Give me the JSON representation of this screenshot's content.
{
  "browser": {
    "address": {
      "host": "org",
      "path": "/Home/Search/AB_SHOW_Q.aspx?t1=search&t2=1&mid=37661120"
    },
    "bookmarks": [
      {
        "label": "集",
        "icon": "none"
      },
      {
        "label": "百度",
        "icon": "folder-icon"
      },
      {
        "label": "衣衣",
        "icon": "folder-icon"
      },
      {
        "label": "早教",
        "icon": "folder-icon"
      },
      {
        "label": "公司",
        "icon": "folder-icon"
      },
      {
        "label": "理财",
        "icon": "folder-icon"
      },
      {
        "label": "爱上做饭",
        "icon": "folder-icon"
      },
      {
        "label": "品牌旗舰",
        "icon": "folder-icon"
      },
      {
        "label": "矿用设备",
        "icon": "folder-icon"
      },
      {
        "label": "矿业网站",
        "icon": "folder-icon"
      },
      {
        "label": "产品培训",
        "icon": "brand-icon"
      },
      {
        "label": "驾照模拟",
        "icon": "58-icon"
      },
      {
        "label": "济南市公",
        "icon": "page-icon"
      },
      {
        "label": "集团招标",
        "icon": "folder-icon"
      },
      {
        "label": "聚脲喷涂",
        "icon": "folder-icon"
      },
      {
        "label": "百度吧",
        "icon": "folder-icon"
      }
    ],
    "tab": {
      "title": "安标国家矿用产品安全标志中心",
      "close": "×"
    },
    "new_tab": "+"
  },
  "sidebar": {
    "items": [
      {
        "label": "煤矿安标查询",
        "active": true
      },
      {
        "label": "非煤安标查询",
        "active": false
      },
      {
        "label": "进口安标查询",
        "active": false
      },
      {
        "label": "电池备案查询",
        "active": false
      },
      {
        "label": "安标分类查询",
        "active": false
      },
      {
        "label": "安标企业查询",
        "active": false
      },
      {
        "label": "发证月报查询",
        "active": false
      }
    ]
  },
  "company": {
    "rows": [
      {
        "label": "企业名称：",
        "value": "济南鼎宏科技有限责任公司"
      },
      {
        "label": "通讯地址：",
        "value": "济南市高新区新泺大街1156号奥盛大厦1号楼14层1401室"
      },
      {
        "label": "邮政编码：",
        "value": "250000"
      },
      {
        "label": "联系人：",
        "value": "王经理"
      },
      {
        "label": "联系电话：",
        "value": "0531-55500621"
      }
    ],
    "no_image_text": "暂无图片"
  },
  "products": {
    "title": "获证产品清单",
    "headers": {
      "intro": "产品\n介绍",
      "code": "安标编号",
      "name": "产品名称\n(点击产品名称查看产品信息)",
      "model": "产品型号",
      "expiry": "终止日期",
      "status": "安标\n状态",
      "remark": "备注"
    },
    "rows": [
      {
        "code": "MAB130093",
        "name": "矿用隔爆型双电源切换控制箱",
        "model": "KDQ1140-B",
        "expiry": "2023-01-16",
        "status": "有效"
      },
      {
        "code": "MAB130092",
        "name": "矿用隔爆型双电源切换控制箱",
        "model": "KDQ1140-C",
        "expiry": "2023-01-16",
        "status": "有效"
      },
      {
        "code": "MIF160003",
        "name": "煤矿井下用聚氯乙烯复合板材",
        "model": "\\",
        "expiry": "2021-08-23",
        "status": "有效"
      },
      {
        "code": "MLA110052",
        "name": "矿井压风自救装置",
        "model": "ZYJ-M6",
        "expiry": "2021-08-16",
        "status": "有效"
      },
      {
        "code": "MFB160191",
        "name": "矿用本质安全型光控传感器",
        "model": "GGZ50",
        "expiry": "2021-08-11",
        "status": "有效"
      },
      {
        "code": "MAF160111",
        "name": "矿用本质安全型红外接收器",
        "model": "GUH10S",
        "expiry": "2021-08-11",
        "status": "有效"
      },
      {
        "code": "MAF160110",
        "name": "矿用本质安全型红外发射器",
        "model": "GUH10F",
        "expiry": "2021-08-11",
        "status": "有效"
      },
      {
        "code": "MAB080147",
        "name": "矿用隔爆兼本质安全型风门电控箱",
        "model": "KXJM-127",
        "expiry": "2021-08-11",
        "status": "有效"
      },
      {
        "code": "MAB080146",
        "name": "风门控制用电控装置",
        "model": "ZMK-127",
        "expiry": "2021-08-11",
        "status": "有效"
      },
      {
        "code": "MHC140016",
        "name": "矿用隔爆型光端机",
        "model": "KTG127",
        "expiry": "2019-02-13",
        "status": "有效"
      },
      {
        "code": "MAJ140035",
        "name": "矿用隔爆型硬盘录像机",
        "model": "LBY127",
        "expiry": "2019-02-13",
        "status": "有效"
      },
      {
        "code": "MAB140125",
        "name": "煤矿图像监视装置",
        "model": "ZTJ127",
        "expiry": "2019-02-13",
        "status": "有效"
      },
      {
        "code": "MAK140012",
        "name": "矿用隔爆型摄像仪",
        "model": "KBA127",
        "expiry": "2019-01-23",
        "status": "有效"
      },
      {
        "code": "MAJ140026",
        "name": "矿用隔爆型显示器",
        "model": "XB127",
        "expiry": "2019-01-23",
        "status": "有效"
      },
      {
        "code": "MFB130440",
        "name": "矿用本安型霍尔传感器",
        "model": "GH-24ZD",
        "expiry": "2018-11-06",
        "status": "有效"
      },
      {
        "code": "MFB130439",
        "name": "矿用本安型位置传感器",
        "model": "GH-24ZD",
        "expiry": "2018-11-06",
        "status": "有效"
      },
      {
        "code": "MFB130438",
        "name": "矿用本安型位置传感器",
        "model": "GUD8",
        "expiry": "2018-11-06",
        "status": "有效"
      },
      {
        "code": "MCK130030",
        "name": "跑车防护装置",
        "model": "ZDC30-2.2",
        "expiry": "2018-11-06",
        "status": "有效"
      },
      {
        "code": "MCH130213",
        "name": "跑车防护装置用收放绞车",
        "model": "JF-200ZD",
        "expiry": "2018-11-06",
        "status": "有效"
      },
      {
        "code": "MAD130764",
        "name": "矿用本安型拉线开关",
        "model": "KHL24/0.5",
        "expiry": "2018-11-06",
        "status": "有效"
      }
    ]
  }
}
==================================================
> **WHAT IS ASKED**:
Extract the whole listing, character for character.

> **OUTPUT OF THE EXERCISE**:
Give me the JSON representation of this screenshot's content.
{
  "browser": {
    "address": {
      "host": "org",
      "path": "/Home/Search/AB_SHOW_Q.aspx?t1=search&t2=1&mid=37661120"
    },
    "bookmarks": [
      {
        "label": "集",
        "icon": "none"
      },
      {
        "label": "百度",
        "icon": "folder-icon"
      },
      {
        "label": "衣衣",
        "icon": "folder-icon"
      },
      {
        "label": "早教",
        "icon": "folder-icon"
      },
      {
        "label": "公司",
        "icon": "folder-icon"
      },
      {
        "label": "理财",
        "icon": "folder-icon"
      },
      {
        "label": "爱上做饭",
        "icon": "folder-icon"
      },
      {
        "label": "品牌旗舰",
        "icon": "folder-icon"
      },
      {
        "label": "矿用设备",
        "icon": "folder-icon"
      },
      {
        "label": "矿业网站",
        "icon": "folder-icon"
      },
      {
        "label": "产品培训",
        "icon": "brand-icon"
      },
      {
        "label": "驾照模拟",
        "icon": "58-icon"
      },
      {
        "label": "济南市公",
        "icon": "page-icon"
      },
      {
        "label": "集团招标",
        "icon": "folder-icon"
      },
      {
        "label": "聚脲喷涂",
        "icon": "folder-icon"
      },
      {
        "label": "百度吧",
        "icon": "folder-icon"
      }
    ],
    "tab": {
      "title": "安标国家矿用产品安全标志中心",
      "close": "×"
    },
    "new_tab": "+"
  },
  "sidebar": {
    "items": [
      {
        "label": "煤矿安标查询",
        "active": true
      },
      {
        "label": "非煤安标查询",
        "active": false
      },
      {
        "label": "进口安标查询",
        "active": false
      },
      {
        "label": "电池备案查询",
        "active": false
      },
      {
        "label": "安标分类查询",
        "active": false
      },
      {
        "label": "安标企业查询",
        "active": false
      },
      {
        "label": "发证月报查询",
        "active": false
      }
    ]
  },
  "company": {
    "rows": [
      {
        "label": "企业名称：",
        "value": "济南鼎宏科技有限责任公司"
      },
      {
        "label": "通讯地址：",
        "value": "济南市高新区新泺大街1156号奥盛大厦1号楼14层1401室"
      },
      {
        "label": "邮政编码：",
        "value": "250000"
      },
      {
        "label": "联系人：",
        "value": "王经理"
      },
      {
        "label": "联系电话：",
        "value": "0531-55500621"
      }
    ],
    "no_image_text": "暂无图片"
  },
  "products": {
    "title": "获证产品清单",
    "headers": {
      "intro": "产品\n介绍",
      "code": "安标编号",
      "name": "产品名称\n(点击产品名称查看产品信息)",
      "model": "产品型号",
      "expiry": "终止日期",
      "status": "安标\n状态",
      "remark": "备注"
    },
    "rows": [
      {
        "code": "MAB130093",
        "name": "矿用隔爆型双电源切换控制箱",
        "model": "KDQ1140-B",
        "expiry": "2023-01-16",
        "status": "有效"
      },
      {
        "code": "MAB130092",
        "name": "矿用隔爆型双电源切换控制箱",
        "model": "KDQ1140-C",
        "expiry": "2023-01-16",
        "status": "有效"
      },
      {
        "code": "MIF160003",
        "name": "煤矿井下用聚氯乙烯复合板材",
        "model": "\\",
        "expiry": "2021-08-23",
        "status": "有效"
      },
      {
        "code": "MLA110052",
        "name": "矿井压风自救装置",
        "model": "ZYJ-M6",
        "expiry": "2021-08-16",
        "status": "有效"
      },
      {
        "code": "MFB160191",
        "name": "矿用本质安全型光控传感器",
        "model": "GGZ50",
        "expiry": "2021-08-11",
        "status": "有效"
      },
      {
        "code": "MAF160111",
        "name": "矿用本质安全型红外接收器",
        "model": "GUH10S",
        "expiry": "2021-08-11",
        "status": "有效"
      },
      {
        "code": "MAF160110",
        "name": "矿用本质安全型红外发射器",
        "model": "GUH10F",
        "expiry": "2021-08-11",
        "status": "有效"
      },
      {
        "code": "MAB080147",
        "name": "矿用隔爆兼本质安全型风门电控箱",
        "model": "KXJM-127",
        "expiry": "2021-08-11",
        "status": "有效"
      },
      {
        "code": "MAB080146",
        "name": "风门控制用电控装置",
        "model": "ZMK-127",
        "expiry": "2021-08-11",
        "status": "有效"
      },
      {
        "code": "MHC140016",
        "name": "矿用隔爆型光端机",
        "model": "KTG127",
        "expiry": "2019-02-13",
        "status": "有效"
      },
      {
        "code": "MAJ140035",
        "name": "矿用隔爆型硬盘录像机",
        "model": "LBY127",
        "expiry": "2019-02-13",
        "status": "有效"
      },
      {
        "code": "MAB140125",
        "name": "煤矿图像监视装置",
        "model": "ZTJ127",
        "expiry": "2019-02-13",
        "status": "有效"
      },
      {
        "code": "MAK140012",
        "name": "矿用隔爆型摄像仪",
        "model": "KBA127",
        "expiry": "2019-01-23",
        "status": "有效"
      },
      {
        "code": "MAJ140026",
        "name": "矿用隔爆型显示器",
        "model": "XB127",
        "expiry": "2019-01-23",
        "status": "有效"
      },
      {
        "code": "MFB130440",
        "name": "矿用本安型霍尔传感器",
        "model": "GH-24ZD",
        "expiry": "2018-11-06",
        "status": "有效"
      },
      {
        "code": "MFB130439",
        "name": "矿用本安型位置传感器",
        "model": "GH-24ZD",
        "expiry": "2018-11-06",
        "status": "有效"
      },
      {
        "code": "MFB130438",
        "name": "矿用本安型位置传感器",
        "model": "GUD8",
        "expiry": "2018-11-06",
        "status": "有效"
      },
      {
        "code": "MCK130030",
        "name": "跑车防护装置",
        "model": "ZDC30-2.2",
        "expiry": "2018-11-06",
        "status": "有效"
      },
      {
        "code": "MCH130213",
        "name": "跑车防护装置用收放绞车",
        "model": "JF-200ZD",
        "expiry": "2018-11-06",
        "status": "有效"
      },
      {
        "code": "MAD130764",
        "name": "矿用本安型拉线开关",
        "model": "KHL24/0.5",
        "expiry": "2018-11-06",
        "status": "有效"
      }
    ]
  }
}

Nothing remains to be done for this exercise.